> GIVEN INSTRUCTION
Find every line in the material below that contains the string "speck", and copy each of those lines in full.

> RECORDS FOR THIS EXERCISE

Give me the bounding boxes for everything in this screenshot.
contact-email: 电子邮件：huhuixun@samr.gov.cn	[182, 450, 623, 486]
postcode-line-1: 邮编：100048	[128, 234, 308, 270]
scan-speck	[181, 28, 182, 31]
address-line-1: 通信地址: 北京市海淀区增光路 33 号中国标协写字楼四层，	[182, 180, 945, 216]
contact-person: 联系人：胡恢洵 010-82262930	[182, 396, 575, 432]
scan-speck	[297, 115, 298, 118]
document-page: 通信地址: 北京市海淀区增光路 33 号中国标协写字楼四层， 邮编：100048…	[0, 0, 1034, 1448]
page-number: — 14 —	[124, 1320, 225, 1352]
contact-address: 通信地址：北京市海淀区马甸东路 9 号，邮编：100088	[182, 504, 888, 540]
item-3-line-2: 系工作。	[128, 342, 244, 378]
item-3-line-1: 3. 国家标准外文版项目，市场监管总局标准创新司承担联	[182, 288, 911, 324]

> EXERCISE RESULT
scan-speck	[181, 28, 182, 31]
scan-speck	[297, 115, 298, 118]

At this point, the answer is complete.